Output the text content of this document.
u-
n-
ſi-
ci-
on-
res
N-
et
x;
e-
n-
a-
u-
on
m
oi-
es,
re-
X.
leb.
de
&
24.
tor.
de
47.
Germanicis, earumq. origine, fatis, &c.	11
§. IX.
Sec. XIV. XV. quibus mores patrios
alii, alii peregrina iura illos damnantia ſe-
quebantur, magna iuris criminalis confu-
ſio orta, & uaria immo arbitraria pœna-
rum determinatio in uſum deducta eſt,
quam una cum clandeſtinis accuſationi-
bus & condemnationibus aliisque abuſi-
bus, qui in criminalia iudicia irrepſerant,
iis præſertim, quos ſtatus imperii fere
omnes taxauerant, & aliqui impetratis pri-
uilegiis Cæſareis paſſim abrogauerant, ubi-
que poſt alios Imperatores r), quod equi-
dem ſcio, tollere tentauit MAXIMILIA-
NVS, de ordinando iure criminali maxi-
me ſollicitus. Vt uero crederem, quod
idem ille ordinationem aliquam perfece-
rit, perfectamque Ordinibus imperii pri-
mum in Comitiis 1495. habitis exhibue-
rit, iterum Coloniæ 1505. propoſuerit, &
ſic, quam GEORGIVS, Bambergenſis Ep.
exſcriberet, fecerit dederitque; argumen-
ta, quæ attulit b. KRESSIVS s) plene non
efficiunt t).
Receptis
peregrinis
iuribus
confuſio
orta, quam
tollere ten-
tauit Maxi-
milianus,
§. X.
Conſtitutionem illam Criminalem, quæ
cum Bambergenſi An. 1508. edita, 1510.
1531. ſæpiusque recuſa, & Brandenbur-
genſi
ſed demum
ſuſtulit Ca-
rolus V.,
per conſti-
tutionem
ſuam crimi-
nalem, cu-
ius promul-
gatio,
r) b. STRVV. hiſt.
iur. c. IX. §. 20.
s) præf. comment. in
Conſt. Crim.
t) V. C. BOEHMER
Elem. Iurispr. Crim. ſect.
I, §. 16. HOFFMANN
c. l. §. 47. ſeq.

· · · ·

Please set down each line of the records exactly as given.

Output the text content of this document.
u-
n-
ſi-
ci-
on-
res
N-
et
x;
e-
n-
a-
u-
on
m
oi-
es,
re-
X.
leb.
de
&
24.
tor.
de
47.
Germanicis, earumq. origine, fatis, &c.	11
§. IX.
Sec. XIV. XV. quibus mores patrios
alii, alii peregrina iura illos damnantia ſe-
quebantur, magna iuris criminalis confu-
ſio orta, & uaria immo arbitraria pœna-
rum determinatio in uſum deducta eſt,
quam una cum clandeſtinis accuſationi-
bus & condemnationibus aliisque abuſi-
bus, qui in criminalia iudicia irrepſerant,
iis præſertim, quos ſtatus imperii fere
omnes taxauerant, & aliqui impetratis pri-
uilegiis Cæſareis paſſim abrogauerant, ubi-
que poſt alios Imperatores r), quod equi-
dem ſcio, tollere tentauit MAXIMILIA-
NVS, de ordinando iure criminali maxi-
me ſollicitus. Vt uero crederem, quod
idem ille ordinationem aliquam perfece-
rit, perfectamque Ordinibus imperii pri-
mum in Comitiis 1495. habitis exhibue-
rit, iterum Coloniæ 1505. propoſuerit, &
ſic, quam GEORGIVS, Bambergenſis Ep.
exſcriberet, fecerit dederitque; argumen-
ta, quæ attulit b. KRESSIVS s) plene non
efficiunt t).
Receptis
peregrinis
iuribus
confuſio
orta, quam
tollere ten-
tauit Maxi-
milianus,
§. X.
Conſtitutionem illam Criminalem, quæ
cum Bambergenſi An. 1508. edita, 1510.
1531. ſæpiusque recuſa, & Brandenbur-
genſi
ſed demum
ſuſtulit Ca-
rolus V.,
per conſti-
tutionem
ſuam crimi-
nalem, cu-
ius promul-
gatio,
r) b. STRVV. hiſt.
iur. c. IX. §. 20.
s) præf. comment. in
Conſt. Crim.
t) V. C. BOEHMER
Elem. Iurispr. Crim. ſect.
I, §. 16. HOFFMANN
c. l. §. 47. ſeq.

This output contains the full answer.